Every line below that contains "εξωτερικό" is to be copied.

=-=-=

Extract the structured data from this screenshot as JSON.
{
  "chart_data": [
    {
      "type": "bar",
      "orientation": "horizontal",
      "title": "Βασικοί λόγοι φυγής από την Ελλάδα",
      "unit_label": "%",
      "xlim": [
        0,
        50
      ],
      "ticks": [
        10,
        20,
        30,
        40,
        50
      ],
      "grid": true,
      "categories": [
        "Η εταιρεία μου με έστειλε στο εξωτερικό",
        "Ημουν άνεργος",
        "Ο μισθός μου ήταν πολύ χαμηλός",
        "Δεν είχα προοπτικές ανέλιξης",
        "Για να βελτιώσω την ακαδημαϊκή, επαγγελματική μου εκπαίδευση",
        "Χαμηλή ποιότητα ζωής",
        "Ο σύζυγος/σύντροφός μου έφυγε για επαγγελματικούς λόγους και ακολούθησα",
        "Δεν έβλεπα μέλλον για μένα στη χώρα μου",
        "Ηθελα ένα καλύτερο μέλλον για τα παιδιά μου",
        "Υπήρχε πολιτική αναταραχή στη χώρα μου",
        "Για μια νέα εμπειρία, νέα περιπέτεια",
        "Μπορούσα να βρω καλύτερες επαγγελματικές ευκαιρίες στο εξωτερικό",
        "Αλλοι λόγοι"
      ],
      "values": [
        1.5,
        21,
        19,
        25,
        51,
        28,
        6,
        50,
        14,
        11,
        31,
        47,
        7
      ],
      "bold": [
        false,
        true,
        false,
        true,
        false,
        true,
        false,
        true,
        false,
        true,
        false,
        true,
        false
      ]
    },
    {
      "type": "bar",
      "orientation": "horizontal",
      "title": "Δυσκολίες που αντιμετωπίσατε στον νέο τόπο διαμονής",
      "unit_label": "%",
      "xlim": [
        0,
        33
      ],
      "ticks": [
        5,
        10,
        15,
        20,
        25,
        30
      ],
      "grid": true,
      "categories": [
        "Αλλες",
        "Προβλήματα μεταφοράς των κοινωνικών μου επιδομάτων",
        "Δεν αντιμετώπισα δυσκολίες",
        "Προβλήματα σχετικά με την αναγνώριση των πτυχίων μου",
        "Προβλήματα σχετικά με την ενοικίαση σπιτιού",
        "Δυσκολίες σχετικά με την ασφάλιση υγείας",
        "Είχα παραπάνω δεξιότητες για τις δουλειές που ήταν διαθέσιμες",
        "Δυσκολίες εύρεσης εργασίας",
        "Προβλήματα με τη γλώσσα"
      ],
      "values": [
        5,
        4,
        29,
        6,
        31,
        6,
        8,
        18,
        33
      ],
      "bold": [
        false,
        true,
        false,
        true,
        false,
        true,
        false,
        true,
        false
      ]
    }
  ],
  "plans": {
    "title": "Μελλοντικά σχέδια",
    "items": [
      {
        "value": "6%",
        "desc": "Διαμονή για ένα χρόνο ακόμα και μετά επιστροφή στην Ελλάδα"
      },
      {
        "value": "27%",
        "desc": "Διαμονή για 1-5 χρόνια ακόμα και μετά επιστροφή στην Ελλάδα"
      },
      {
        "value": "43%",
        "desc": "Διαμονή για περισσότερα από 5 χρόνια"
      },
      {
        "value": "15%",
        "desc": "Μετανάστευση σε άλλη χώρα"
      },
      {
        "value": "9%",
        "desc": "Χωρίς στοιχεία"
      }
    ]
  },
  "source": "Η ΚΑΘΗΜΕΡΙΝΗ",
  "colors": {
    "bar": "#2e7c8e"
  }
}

=-=-=

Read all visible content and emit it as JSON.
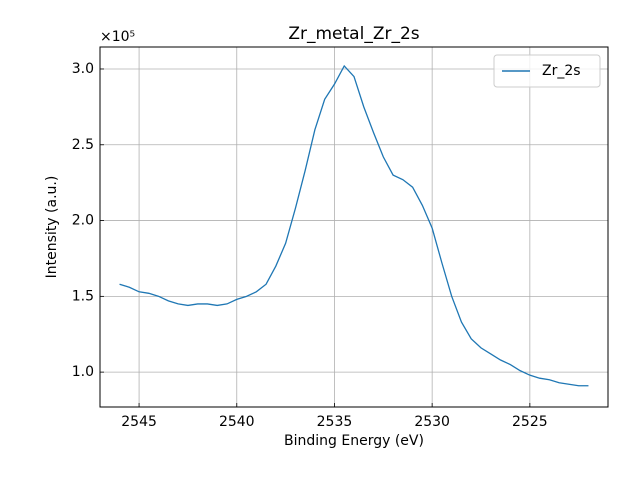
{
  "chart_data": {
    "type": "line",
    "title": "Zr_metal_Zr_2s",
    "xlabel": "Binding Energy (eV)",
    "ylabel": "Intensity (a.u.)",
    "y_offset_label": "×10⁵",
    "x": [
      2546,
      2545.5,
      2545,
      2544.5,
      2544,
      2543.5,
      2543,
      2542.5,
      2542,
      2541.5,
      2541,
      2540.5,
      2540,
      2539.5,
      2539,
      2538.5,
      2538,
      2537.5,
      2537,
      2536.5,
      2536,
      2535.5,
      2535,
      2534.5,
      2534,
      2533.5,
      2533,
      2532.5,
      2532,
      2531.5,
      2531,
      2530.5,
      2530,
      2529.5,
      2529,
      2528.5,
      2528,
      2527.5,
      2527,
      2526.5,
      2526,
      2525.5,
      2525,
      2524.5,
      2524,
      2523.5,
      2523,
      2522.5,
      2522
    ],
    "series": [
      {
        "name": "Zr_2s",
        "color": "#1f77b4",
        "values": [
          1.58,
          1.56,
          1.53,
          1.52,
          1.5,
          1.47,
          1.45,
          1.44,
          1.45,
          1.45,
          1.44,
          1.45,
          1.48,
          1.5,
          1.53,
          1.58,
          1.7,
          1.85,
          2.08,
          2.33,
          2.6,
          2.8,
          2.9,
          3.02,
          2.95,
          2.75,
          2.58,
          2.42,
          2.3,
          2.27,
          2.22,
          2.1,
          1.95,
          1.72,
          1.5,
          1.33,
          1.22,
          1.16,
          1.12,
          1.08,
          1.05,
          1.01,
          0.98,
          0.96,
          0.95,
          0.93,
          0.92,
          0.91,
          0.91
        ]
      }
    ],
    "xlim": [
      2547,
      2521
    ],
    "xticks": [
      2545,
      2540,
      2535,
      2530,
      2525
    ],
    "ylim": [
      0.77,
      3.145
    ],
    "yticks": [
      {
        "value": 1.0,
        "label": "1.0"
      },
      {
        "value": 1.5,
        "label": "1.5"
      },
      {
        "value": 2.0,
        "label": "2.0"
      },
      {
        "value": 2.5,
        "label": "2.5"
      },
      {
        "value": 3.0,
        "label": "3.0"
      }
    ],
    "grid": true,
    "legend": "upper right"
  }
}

=-=-=

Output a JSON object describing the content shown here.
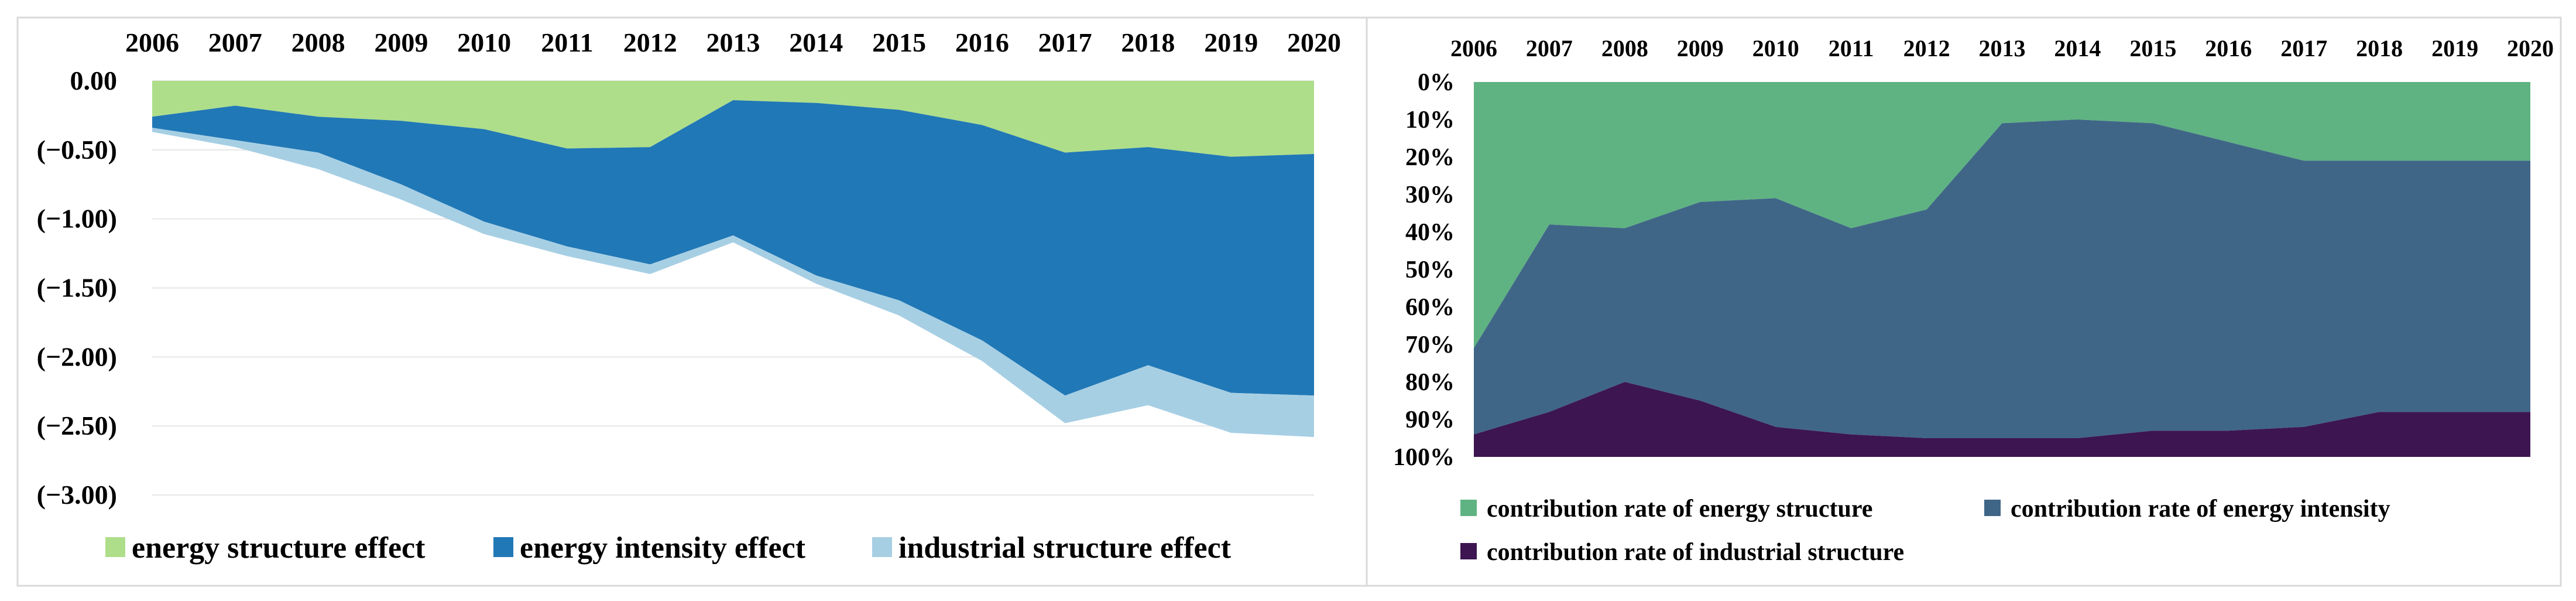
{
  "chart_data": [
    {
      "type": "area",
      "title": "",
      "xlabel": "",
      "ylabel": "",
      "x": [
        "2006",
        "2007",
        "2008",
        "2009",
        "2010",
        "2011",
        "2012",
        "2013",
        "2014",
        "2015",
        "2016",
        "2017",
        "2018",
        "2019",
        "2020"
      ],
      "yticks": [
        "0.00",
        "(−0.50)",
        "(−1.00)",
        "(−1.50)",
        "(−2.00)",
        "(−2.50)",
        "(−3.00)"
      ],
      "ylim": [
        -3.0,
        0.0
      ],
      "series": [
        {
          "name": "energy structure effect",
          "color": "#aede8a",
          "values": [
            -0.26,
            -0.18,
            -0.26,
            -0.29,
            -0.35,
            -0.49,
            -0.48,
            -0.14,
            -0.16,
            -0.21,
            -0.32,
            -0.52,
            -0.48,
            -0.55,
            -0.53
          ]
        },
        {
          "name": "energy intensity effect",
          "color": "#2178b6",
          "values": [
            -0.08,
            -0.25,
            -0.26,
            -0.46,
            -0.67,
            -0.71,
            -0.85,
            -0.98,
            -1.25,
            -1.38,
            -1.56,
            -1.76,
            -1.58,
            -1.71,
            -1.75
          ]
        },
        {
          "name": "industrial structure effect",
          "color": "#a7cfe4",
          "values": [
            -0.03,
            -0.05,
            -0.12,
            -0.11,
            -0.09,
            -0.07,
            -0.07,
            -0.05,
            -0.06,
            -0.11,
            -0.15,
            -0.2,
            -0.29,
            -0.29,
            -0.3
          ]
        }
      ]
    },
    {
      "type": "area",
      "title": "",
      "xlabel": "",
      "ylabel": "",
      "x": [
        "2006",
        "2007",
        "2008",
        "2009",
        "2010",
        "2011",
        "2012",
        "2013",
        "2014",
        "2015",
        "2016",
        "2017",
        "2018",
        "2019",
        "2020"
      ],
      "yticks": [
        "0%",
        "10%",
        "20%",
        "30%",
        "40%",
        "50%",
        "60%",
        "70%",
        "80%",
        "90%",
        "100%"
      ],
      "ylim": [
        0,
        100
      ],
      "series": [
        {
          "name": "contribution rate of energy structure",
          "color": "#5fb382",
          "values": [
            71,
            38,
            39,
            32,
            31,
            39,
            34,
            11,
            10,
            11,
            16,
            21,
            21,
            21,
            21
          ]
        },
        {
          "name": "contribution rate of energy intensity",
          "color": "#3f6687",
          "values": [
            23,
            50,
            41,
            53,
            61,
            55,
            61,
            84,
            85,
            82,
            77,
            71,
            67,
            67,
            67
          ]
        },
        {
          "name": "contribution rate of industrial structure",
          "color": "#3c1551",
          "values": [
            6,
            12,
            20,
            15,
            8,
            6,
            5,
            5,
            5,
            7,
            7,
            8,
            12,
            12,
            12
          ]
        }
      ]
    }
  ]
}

=-=-=

> [Exercise result]
        "Η εταιρεία μου με έστειλε στο εξωτερικό",
        "Μπορούσα να βρω καλύτερες επαγγελματικές ευκαιρίες στο εξωτερικό",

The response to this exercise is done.